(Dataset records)

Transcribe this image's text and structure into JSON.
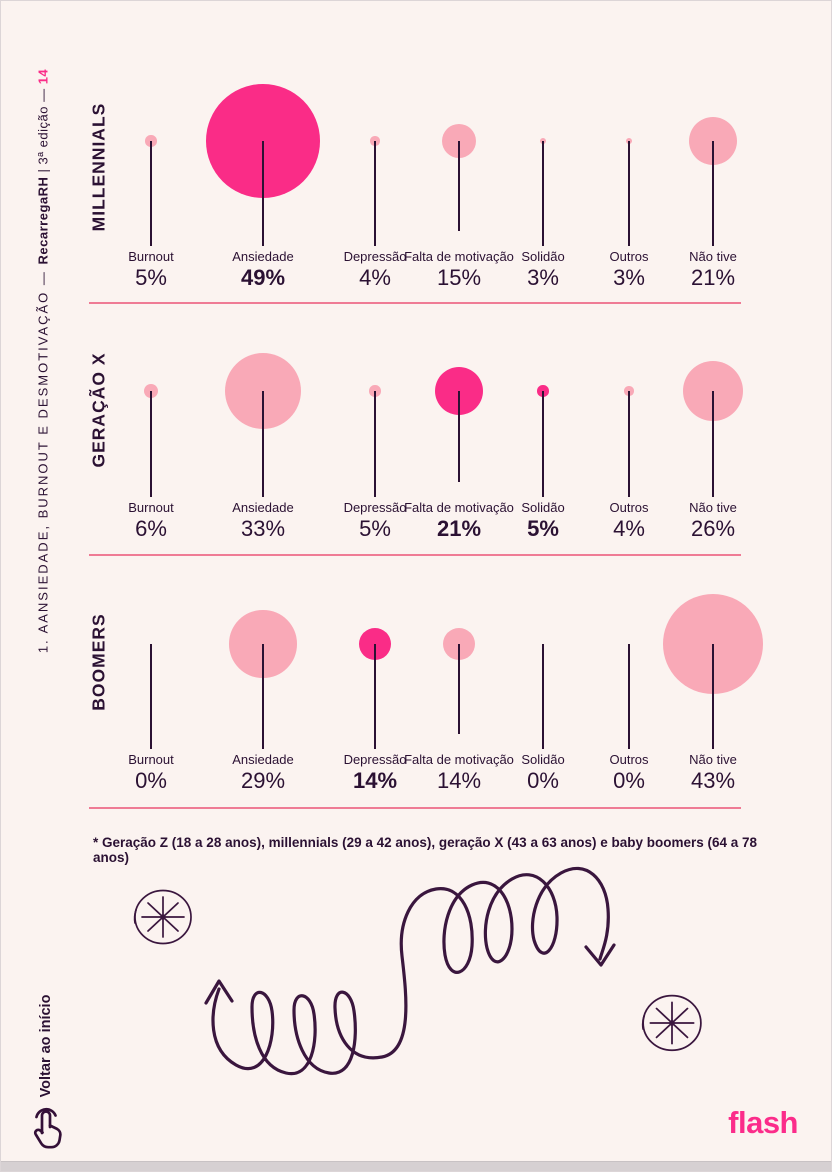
{
  "sidebar": {
    "title_prefix": "1. AANSIEDADE, BURNOUT E DESMOTIVAÇÃO — ",
    "brand": "RecarregaRH",
    "edition": " | 3ª edição — ",
    "page_number": "14",
    "back_link_label": "Voltar ao início"
  },
  "footnote_text": "* Geração Z (18 a 28 anos), millennials (29 a 42 anos), geração X (43 a 63 anos) e baby boomers (64 a 78 anos)",
  "footer": {
    "logo_text": "flash"
  },
  "colors": {
    "highlight_pink": "#FA2C87",
    "soft_pink": "#F9A9B7",
    "divider_pink": "#EF7B95",
    "ink": "#2B1133",
    "background": "#FBF3F0"
  },
  "chart_data": {
    "type": "bubble",
    "unit": "%",
    "note": "lollipop bubble chart, bubble area/radius grows with value; hot pink marks highlighted values",
    "categories": [
      "Burnout",
      "Ansiedade",
      "Depressão",
      "Falta de motivação",
      "Solidão",
      "Outros",
      "Não tive"
    ],
    "series": [
      {
        "name": "MILLENNIALS",
        "values": [
          5,
          49,
          4,
          15,
          3,
          3,
          21
        ],
        "highlighted_categories": [
          "Ansiedade"
        ]
      },
      {
        "name": "GERAÇÃO X",
        "values": [
          6,
          33,
          5,
          21,
          5,
          4,
          26
        ],
        "highlighted_categories": [
          "Falta de motivação",
          "Solidão"
        ]
      },
      {
        "name": "BOOMERS",
        "values": [
          0,
          29,
          14,
          14,
          0,
          0,
          43
        ],
        "highlighted_categories": [
          "Depressão"
        ]
      }
    ]
  }
}
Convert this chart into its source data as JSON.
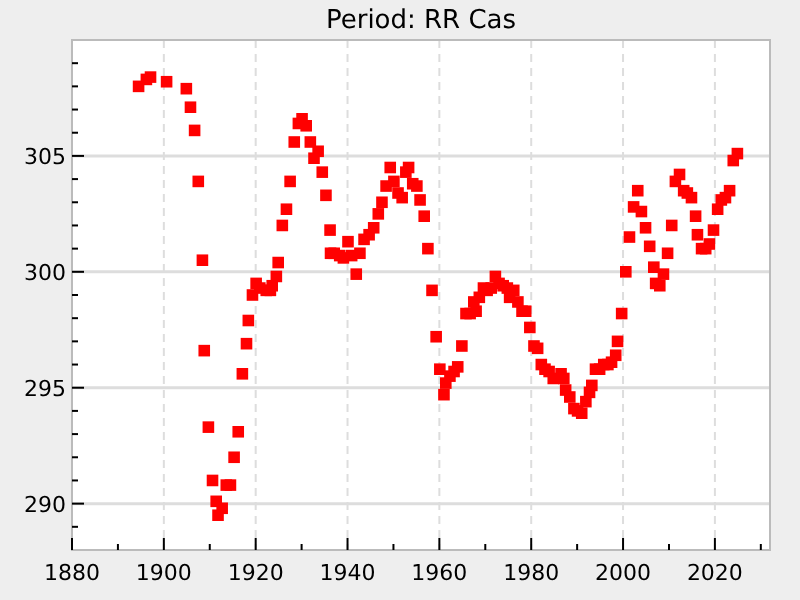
{
  "chart_data": {
    "type": "scatter",
    "title": "Period: RR Cas",
    "marker": "square",
    "grid": true,
    "xlim": [
      1880,
      2032
    ],
    "xticks": [
      1880,
      {
        "value": 1890,
        "label": null
      },
      1900,
      {
        "value": 1910,
        "label": null
      },
      1920,
      {
        "value": 1930,
        "label": null
      },
      1940,
      {
        "value": 1950,
        "label": null
      },
      1960,
      {
        "value": 1970,
        "label": null
      },
      1980,
      {
        "value": 1990,
        "label": null
      },
      2000,
      {
        "value": 2010,
        "label": null
      },
      2020,
      {
        "value": 2030,
        "label": null
      }
    ],
    "ylim": [
      288,
      310
    ],
    "yticks": [
      {
        "value": 289,
        "label": null
      },
      290,
      {
        "value": 291,
        "label": null
      },
      {
        "value": 292,
        "label": null
      },
      {
        "value": 293,
        "label": null
      },
      {
        "value": 294,
        "label": null
      },
      295,
      {
        "value": 296,
        "label": null
      },
      {
        "value": 297,
        "label": null
      },
      {
        "value": 298,
        "label": null
      },
      {
        "value": 299,
        "label": null
      },
      300,
      {
        "value": 301,
        "label": null
      },
      {
        "value": 302,
        "label": null
      },
      {
        "value": 303,
        "label": null
      },
      {
        "value": 304,
        "label": null
      },
      305,
      {
        "value": 306,
        "label": null
      },
      {
        "value": 307,
        "label": null
      },
      {
        "value": 308,
        "label": null
      },
      {
        "value": 309,
        "label": null
      }
    ],
    "series": [
      {
        "color": "#ff0000",
        "x": [
          1894.5,
          1896.2,
          1897.1,
          1900.6,
          1904.9,
          1905.8,
          1906.7,
          1907.5,
          1908.4,
          1908.8,
          1909.7,
          1910.6,
          1911.4,
          1911.8,
          1912.7,
          1913.6,
          1914.5,
          1915.3,
          1916.2,
          1917.1,
          1918.0,
          1918.4,
          1919.3,
          1920.1,
          1920.9,
          1922.3,
          1923.2,
          1923.6,
          1924.5,
          1924.9,
          1925.8,
          1926.7,
          1927.5,
          1928.4,
          1929.3,
          1930.1,
          1931.0,
          1931.9,
          1932.7,
          1933.6,
          1934.5,
          1935.3,
          1936.2,
          1936.3,
          1937.1,
          1938.3,
          1939.1,
          1940.1,
          1940.9,
          1941.9,
          1942.7,
          1943.6,
          1944.7,
          1945.7,
          1946.7,
          1947.5,
          1948.4,
          1949.3,
          1950.1,
          1951.0,
          1951.9,
          1952.7,
          1953.3,
          1954.2,
          1955.1,
          1955.8,
          1956.7,
          1957.5,
          1958.4,
          1959.3,
          1960.1,
          1961.0,
          1961.4,
          1962.3,
          1963.2,
          1964.0,
          1964.9,
          1965.8,
          1966.7,
          1967.5,
          1968.0,
          1968.7,
          1969.6,
          1970.4,
          1971.3,
          1972.2,
          1973.0,
          1973.9,
          1974.8,
          1975.3,
          1976.2,
          1977.1,
          1978.0,
          1978.8,
          1979.7,
          1980.6,
          1981.4,
          1982.2,
          1983.0,
          1983.9,
          1984.8,
          1986.5,
          1987.1,
          1987.5,
          1988.4,
          1989.3,
          1990.1,
          1991.0,
          1991.9,
          1992.7,
          1993.2,
          1994.0,
          1994.9,
          1995.8,
          1996.7,
          1997.5,
          1998.4,
          1998.8,
          1999.7,
          2000.6,
          2001.4,
          2002.3,
          2003.2,
          2004.0,
          2004.9,
          2005.8,
          2006.7,
          2007.1,
          2008.0,
          2008.8,
          2009.7,
          2010.6,
          2011.4,
          2012.3,
          2013.2,
          2014.0,
          2014.9,
          2015.8,
          2016.2,
          2017.1,
          2018.0,
          2018.8,
          2019.7,
          2020.6,
          2021.4,
          2022.3,
          2023.2,
          2024.0,
          2024.9
        ],
        "values": [
          308.0,
          308.3,
          308.4,
          308.2,
          307.9,
          307.1,
          306.1,
          303.9,
          300.5,
          296.6,
          293.3,
          291.0,
          290.1,
          289.5,
          289.8,
          290.8,
          290.8,
          292.0,
          293.1,
          295.6,
          296.9,
          297.9,
          299.0,
          299.5,
          299.3,
          299.2,
          299.2,
          299.4,
          299.8,
          300.4,
          302.0,
          302.7,
          303.9,
          305.6,
          306.4,
          306.6,
          306.3,
          305.6,
          304.9,
          305.2,
          304.3,
          303.3,
          301.8,
          300.8,
          300.8,
          300.7,
          300.6,
          301.3,
          300.7,
          299.9,
          300.8,
          301.4,
          301.6,
          301.9,
          302.5,
          303.0,
          303.7,
          304.5,
          303.9,
          303.4,
          303.2,
          304.3,
          304.5,
          303.8,
          303.7,
          303.1,
          302.4,
          301.0,
          299.2,
          297.2,
          295.8,
          294.7,
          295.2,
          295.5,
          295.7,
          295.9,
          296.8,
          298.2,
          298.2,
          298.7,
          298.3,
          298.9,
          299.3,
          299.2,
          299.3,
          299.8,
          299.5,
          299.4,
          299.3,
          298.9,
          299.2,
          298.7,
          298.3,
          298.3,
          297.6,
          296.8,
          296.7,
          296.0,
          295.8,
          295.7,
          295.4,
          295.6,
          295.4,
          294.9,
          294.6,
          294.1,
          294.0,
          293.9,
          294.4,
          294.8,
          295.1,
          295.8,
          295.8,
          296.0,
          296.0,
          296.1,
          296.4,
          297.0,
          298.2,
          300.0,
          301.5,
          302.8,
          303.5,
          302.6,
          301.9,
          301.1,
          300.2,
          299.5,
          299.4,
          299.9,
          300.8,
          302.0,
          303.9,
          304.2,
          303.5,
          303.4,
          303.2,
          302.4,
          301.6,
          301.0,
          301.0,
          301.2,
          301.8,
          302.7,
          303.1,
          303.2,
          303.5,
          304.8,
          305.1
        ]
      }
    ]
  }
}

▶ **GOAL**
Reproduce the records, all of them, word for word; omit the pictures.

▶ **RESPONSE TO THIS EXERCISE**
Transcribe this image's text and structure into JSON.
{
  "sidebar": {
    "title_prefix": "1. AANSIEDADE, BURNOUT E DESMOTIVAÇÃO — ",
    "brand": "RecarregaRH",
    "edition": " | 3ª edição — ",
    "page_number": "14",
    "back_link_label": "Voltar ao início"
  },
  "footnote_text": "* Geração Z (18 a 28 anos), millennials (29 a 42 anos), geração X (43 a 63 anos) e baby boomers (64 a 78 anos)",
  "footer": {
    "logo_text": "flash"
  },
  "colors": {
    "highlight_pink": "#FA2C87",
    "soft_pink": "#F9A9B7",
    "divider_pink": "#EF7B95",
    "ink": "#2B1133",
    "background": "#FBF3F0"
  },
  "chart_data": {
    "type": "bubble",
    "unit": "%",
    "note": "lollipop bubble chart, bubble area/radius grows with value; hot pink marks highlighted values",
    "categories": [
      "Burnout",
      "Ansiedade",
      "Depressão",
      "Falta de motivação",
      "Solidão",
      "Outros",
      "Não tive"
    ],
    "series": [
      {
        "name": "MILLENNIALS",
        "values": [
          5,
          49,
          4,
          15,
          3,
          3,
          21
        ],
        "highlighted_categories": [
          "Ansiedade"
        ]
      },
      {
        "name": "GERAÇÃO X",
        "values": [
          6,
          33,
          5,
          21,
          5,
          4,
          26
        ],
        "highlighted_categories": [
          "Falta de motivação",
          "Solidão"
        ]
      },
      {
        "name": "BOOMERS",
        "values": [
          0,
          29,
          14,
          14,
          0,
          0,
          43
        ],
        "highlighted_categories": [
          "Depressão"
        ]
      }
    ]
  }
}
Convert this chart into its source data as JSON.
{
  "chart_data": {
    "type": "scatter",
    "title": "Period: RR Cas",
    "marker": "square",
    "grid": true,
    "xlim": [
      1880,
      2032
    ],
    "xticks": [
      1880,
      {
        "value": 1890,
        "label": null
      },
      1900,
      {
        "value": 1910,
        "label": null
      },
      1920,
      {
        "value": 1930,
        "label": null
      },
      1940,
      {
        "value": 1950,
        "label": null
      },
      1960,
      {
        "value": 1970,
        "label": null
      },
      1980,
      {
        "value": 1990,
        "label": null
      },
      2000,
      {
        "value": 2010,
        "label": null
      },
      2020,
      {
        "value": 2030,
        "label": null
      }
    ],
    "ylim": [
      288,
      310
    ],
    "yticks": [
      {
        "value": 289,
        "label": null
      },
      290,
      {
        "value": 291,
        "label": null
      },
      {
        "value": 292,
        "label": null
      },
      {
        "value": 293,
        "label": null
      },
      {
        "value": 294,
        "label": null
      },
      295,
      {
        "value": 296,
        "label": null
      },
      {
        "value": 297,
        "label": null
      },
      {
        "value": 298,
        "label": null
      },
      {
        "value": 299,
        "label": null
      },
      300,
      {
        "value": 301,
        "label": null
      },
      {
        "value": 302,
        "label": null
      },
      {
        "value": 303,
        "label": null
      },
      {
        "value": 304,
        "label": null
      },
      305,
      {
        "value": 306,
        "label": null
      },
      {
        "value": 307,
        "label": null
      },
      {
        "value": 308,
        "label": null
      },
      {
        "value": 309,
        "label": null
      }
    ],
    "series": [
      {
        "color": "#ff0000",
        "x": [
          1894.5,
          1896.2,
          1897.1,
          1900.6,
          1904.9,
          1905.8,
          1906.7,
          1907.5,
          1908.4,
          1908.8,
          1909.7,
          1910.6,
          1911.4,
          1911.8,
          1912.7,
          1913.6,
          1914.5,
          1915.3,
          1916.2,
          1917.1,
          1918.0,
          1918.4,
          1919.3,
          1920.1,
          1920.9,
          1922.3,
          1923.2,
          1923.6,
          1924.5,
          1924.9,
          1925.8,
          1926.7,
          1927.5,
          1928.4,
          1929.3,
          1930.1,
          1931.0,
          1931.9,
          1932.7,
          1933.6,
          1934.5,
          1935.3,
          1936.2,
          1936.3,
          1937.1,
          1938.3,
          1939.1,
          1940.1,
          1940.9,
          1941.9,
          1942.7,
          1943.6,
          1944.7,
          1945.7,
          1946.7,
          1947.5,
          1948.4,
          1949.3,
          1950.1,
          1951.0,
          1951.9,
          1952.7,
          1953.3,
          1954.2,
          1955.1,
          1955.8,
          1956.7,
          1957.5,
          1958.4,
          1959.3,
          1960.1,
          1961.0,
          1961.4,
          1962.3,
          1963.2,
          1964.0,
          1964.9,
          1965.8,
          1966.7,
          1967.5,
          1968.0,
          1968.7,
          1969.6,
          1970.4,
          1971.3,
          1972.2,
          1973.0,
          1973.9,
          1974.8,
          1975.3,
          1976.2,
          1977.1,
          1978.0,
          1978.8,
          1979.7,
          1980.6,
          1981.4,
          1982.2,
          1983.0,
          1983.9,
          1984.8,
          1986.5,
          1987.1,
          1987.5,
          1988.4,
          1989.3,
          1990.1,
          1991.0,
          1991.9,
          1992.7,
          1993.2,
          1994.0,
          1994.9,
          1995.8,
          1996.7,
          1997.5,
          1998.4,
          1998.8,
          1999.7,
          2000.6,
          2001.4,
          2002.3,
          2003.2,
          2004.0,
          2004.9,
          2005.8,
          2006.7,
          2007.1,
          2008.0,
          2008.8,
          2009.7,
          2010.6,
          2011.4,
          2012.3,
          2013.2,
          2014.0,
          2014.9,
          2015.8,
          2016.2,
          2017.1,
          2018.0,
          2018.8,
          2019.7,
          2020.6,
          2021.4,
          2022.3,
          2023.2,
          2024.0,
          2024.9
        ],
        "values": [
          308.0,
          308.3,
          308.4,
          308.2,
          307.9,
          307.1,
          306.1,
          303.9,
          300.5,
          296.6,
          293.3,
          291.0,
          290.1,
          289.5,
          289.8,
          290.8,
          290.8,
          292.0,
          293.1,
          295.6,
          296.9,
          297.9,
          299.0,
          299.5,
          299.3,
          299.2,
          299.2,
          299.4,
          299.8,
          300.4,
          302.0,
          302.7,
          303.9,
          305.6,
          306.4,
          306.6,
          306.3,
          305.6,
          304.9,
          305.2,
          304.3,
          303.3,
          301.8,
          300.8,
          300.8,
          300.7,
          300.6,
          301.3,
          300.7,
          299.9,
          300.8,
          301.4,
          301.6,
          301.9,
          302.5,
          303.0,
          303.7,
          304.5,
          303.9,
          303.4,
          303.2,
          304.3,
          304.5,
          303.8,
          303.7,
          303.1,
          302.4,
          301.0,
          299.2,
          297.2,
          295.8,
          294.7,
          295.2,
          295.5,
          295.7,
          295.9,
          296.8,
          298.2,
          298.2,
          298.7,
          298.3,
          298.9,
          299.3,
          299.2,
          299.3,
          299.8,
          299.5,
          299.4,
          299.3,
          298.9,
          299.2,
          298.7,
          298.3,
          298.3,
          297.6,
          296.8,
          296.7,
          296.0,
          295.8,
          295.7,
          295.4,
          295.6,
          295.4,
          294.9,
          294.6,
          294.1,
          294.0,
          293.9,
          294.4,
          294.8,
          295.1,
          295.8,
          295.8,
          296.0,
          296.0,
          296.1,
          296.4,
          297.0,
          298.2,
          300.0,
          301.5,
          302.8,
          303.5,
          302.6,
          301.9,
          301.1,
          300.2,
          299.5,
          299.4,
          299.9,
          300.8,
          302.0,
          303.9,
          304.2,
          303.5,
          303.4,
          303.2,
          302.4,
          301.6,
          301.0,
          301.0,
          301.2,
          301.8,
          302.7,
          303.1,
          303.2,
          303.5,
          304.8,
          305.1
        ]
      }
    ]
  }
}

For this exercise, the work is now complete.